[Dataset entries on figures]
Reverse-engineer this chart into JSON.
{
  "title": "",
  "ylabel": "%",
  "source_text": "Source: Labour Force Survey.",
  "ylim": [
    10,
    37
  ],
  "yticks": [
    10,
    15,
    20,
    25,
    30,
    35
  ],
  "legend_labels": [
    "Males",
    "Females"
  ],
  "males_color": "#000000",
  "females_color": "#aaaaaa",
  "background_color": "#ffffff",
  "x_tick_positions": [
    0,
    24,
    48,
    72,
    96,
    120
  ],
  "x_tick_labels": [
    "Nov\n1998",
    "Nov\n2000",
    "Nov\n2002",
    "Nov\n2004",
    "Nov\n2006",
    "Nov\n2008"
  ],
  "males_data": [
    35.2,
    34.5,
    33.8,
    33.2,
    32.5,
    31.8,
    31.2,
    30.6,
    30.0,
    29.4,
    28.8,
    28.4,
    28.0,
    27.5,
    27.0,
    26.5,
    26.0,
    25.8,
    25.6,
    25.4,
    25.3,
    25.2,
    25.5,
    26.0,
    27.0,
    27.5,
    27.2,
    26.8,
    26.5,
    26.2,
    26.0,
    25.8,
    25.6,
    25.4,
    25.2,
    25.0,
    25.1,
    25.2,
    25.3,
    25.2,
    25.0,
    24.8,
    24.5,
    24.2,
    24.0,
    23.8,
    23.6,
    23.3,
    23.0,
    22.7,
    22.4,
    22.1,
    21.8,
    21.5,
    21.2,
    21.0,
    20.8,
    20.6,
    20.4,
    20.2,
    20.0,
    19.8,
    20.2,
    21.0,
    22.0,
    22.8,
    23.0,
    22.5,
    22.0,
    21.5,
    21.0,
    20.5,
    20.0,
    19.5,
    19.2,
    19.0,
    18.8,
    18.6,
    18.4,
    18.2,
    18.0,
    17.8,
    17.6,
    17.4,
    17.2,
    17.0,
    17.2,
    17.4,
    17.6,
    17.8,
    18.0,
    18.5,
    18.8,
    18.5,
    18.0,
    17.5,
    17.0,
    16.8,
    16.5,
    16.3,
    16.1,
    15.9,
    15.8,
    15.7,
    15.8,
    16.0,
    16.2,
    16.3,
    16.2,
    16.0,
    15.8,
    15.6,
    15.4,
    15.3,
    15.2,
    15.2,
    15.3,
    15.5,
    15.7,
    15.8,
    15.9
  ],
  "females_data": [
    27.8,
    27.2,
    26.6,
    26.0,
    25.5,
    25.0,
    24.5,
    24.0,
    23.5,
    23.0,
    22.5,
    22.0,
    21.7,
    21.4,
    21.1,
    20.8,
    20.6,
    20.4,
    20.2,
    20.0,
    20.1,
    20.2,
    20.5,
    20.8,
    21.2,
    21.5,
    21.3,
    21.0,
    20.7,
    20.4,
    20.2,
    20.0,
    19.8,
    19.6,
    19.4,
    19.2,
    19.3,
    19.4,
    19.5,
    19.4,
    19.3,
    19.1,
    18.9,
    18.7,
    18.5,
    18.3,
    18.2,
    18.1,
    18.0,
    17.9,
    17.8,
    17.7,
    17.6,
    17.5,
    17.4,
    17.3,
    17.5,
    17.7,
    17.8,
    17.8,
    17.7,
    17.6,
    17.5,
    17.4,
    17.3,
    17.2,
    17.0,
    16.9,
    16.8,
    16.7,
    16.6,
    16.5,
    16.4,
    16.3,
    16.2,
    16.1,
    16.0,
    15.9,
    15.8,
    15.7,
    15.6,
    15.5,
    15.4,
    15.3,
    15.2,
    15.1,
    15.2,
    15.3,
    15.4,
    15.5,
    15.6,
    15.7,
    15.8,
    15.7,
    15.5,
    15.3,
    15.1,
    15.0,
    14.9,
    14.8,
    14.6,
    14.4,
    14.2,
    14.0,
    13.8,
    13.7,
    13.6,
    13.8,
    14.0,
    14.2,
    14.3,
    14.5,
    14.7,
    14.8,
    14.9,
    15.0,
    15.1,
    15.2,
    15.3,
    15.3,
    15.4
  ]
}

» **Problem to work on**
Write out all the lines again, exactly as they are.

» **Reply**
Reverse-engineer this chart into JSON.
{
  "title": "",
  "ylabel": "%",
  "source_text": "Source: Labour Force Survey.",
  "ylim": [
    10,
    37
  ],
  "yticks": [
    10,
    15,
    20,
    25,
    30,
    35
  ],
  "legend_labels": [
    "Males",
    "Females"
  ],
  "males_color": "#000000",
  "females_color": "#aaaaaa",
  "background_color": "#ffffff",
  "x_tick_positions": [
    0,
    24,
    48,
    72,
    96,
    120
  ],
  "x_tick_labels": [
    "Nov\n1998",
    "Nov\n2000",
    "Nov\n2002",
    "Nov\n2004",
    "Nov\n2006",
    "Nov\n2008"
  ],
  "males_data": [
    35.2,
    34.5,
    33.8,
    33.2,
    32.5,
    31.8,
    31.2,
    30.6,
    30.0,
    29.4,
    28.8,
    28.4,
    28.0,
    27.5,
    27.0,
    26.5,
    26.0,
    25.8,
    25.6,
    25.4,
    25.3,
    25.2,
    25.5,
    26.0,
    27.0,
    27.5,
    27.2,
    26.8,
    26.5,
    26.2,
    26.0,
    25.8,
    25.6,
    25.4,
    25.2,
    25.0,
    25.1,
    25.2,
    25.3,
    25.2,
    25.0,
    24.8,
    24.5,
    24.2,
    24.0,
    23.8,
    23.6,
    23.3,
    23.0,
    22.7,
    22.4,
    22.1,
    21.8,
    21.5,
    21.2,
    21.0,
    20.8,
    20.6,
    20.4,
    20.2,
    20.0,
    19.8,
    20.2,
    21.0,
    22.0,
    22.8,
    23.0,
    22.5,
    22.0,
    21.5,
    21.0,
    20.5,
    20.0,
    19.5,
    19.2,
    19.0,
    18.8,
    18.6,
    18.4,
    18.2,
    18.0,
    17.8,
    17.6,
    17.4,
    17.2,
    17.0,
    17.2,
    17.4,
    17.6,
    17.8,
    18.0,
    18.5,
    18.8,
    18.5,
    18.0,
    17.5,
    17.0,
    16.8,
    16.5,
    16.3,
    16.1,
    15.9,
    15.8,
    15.7,
    15.8,
    16.0,
    16.2,
    16.3,
    16.2,
    16.0,
    15.8,
    15.6,
    15.4,
    15.3,
    15.2,
    15.2,
    15.3,
    15.5,
    15.7,
    15.8,
    15.9
  ],
  "females_data": [
    27.8,
    27.2,
    26.6,
    26.0,
    25.5,
    25.0,
    24.5,
    24.0,
    23.5,
    23.0,
    22.5,
    22.0,
    21.7,
    21.4,
    21.1,
    20.8,
    20.6,
    20.4,
    20.2,
    20.0,
    20.1,
    20.2,
    20.5,
    20.8,
    21.2,
    21.5,
    21.3,
    21.0,
    20.7,
    20.4,
    20.2,
    20.0,
    19.8,
    19.6,
    19.4,
    19.2,
    19.3,
    19.4,
    19.5,
    19.4,
    19.3,
    19.1,
    18.9,
    18.7,
    18.5,
    18.3,
    18.2,
    18.1,
    18.0,
    17.9,
    17.8,
    17.7,
    17.6,
    17.5,
    17.4,
    17.3,
    17.5,
    17.7,
    17.8,
    17.8,
    17.7,
    17.6,
    17.5,
    17.4,
    17.3,
    17.2,
    17.0,
    16.9,
    16.8,
    16.7,
    16.6,
    16.5,
    16.4,
    16.3,
    16.2,
    16.1,
    16.0,
    15.9,
    15.8,
    15.7,
    15.6,
    15.5,
    15.4,
    15.3,
    15.2,
    15.1,
    15.2,
    15.3,
    15.4,
    15.5,
    15.6,
    15.7,
    15.8,
    15.7,
    15.5,
    15.3,
    15.1,
    15.0,
    14.9,
    14.8,
    14.6,
    14.4,
    14.2,
    14.0,
    13.8,
    13.7,
    13.6,
    13.8,
    14.0,
    14.2,
    14.3,
    14.5,
    14.7,
    14.8,
    14.9,
    15.0,
    15.1,
    15.2,
    15.3,
    15.3,
    15.4
  ]
}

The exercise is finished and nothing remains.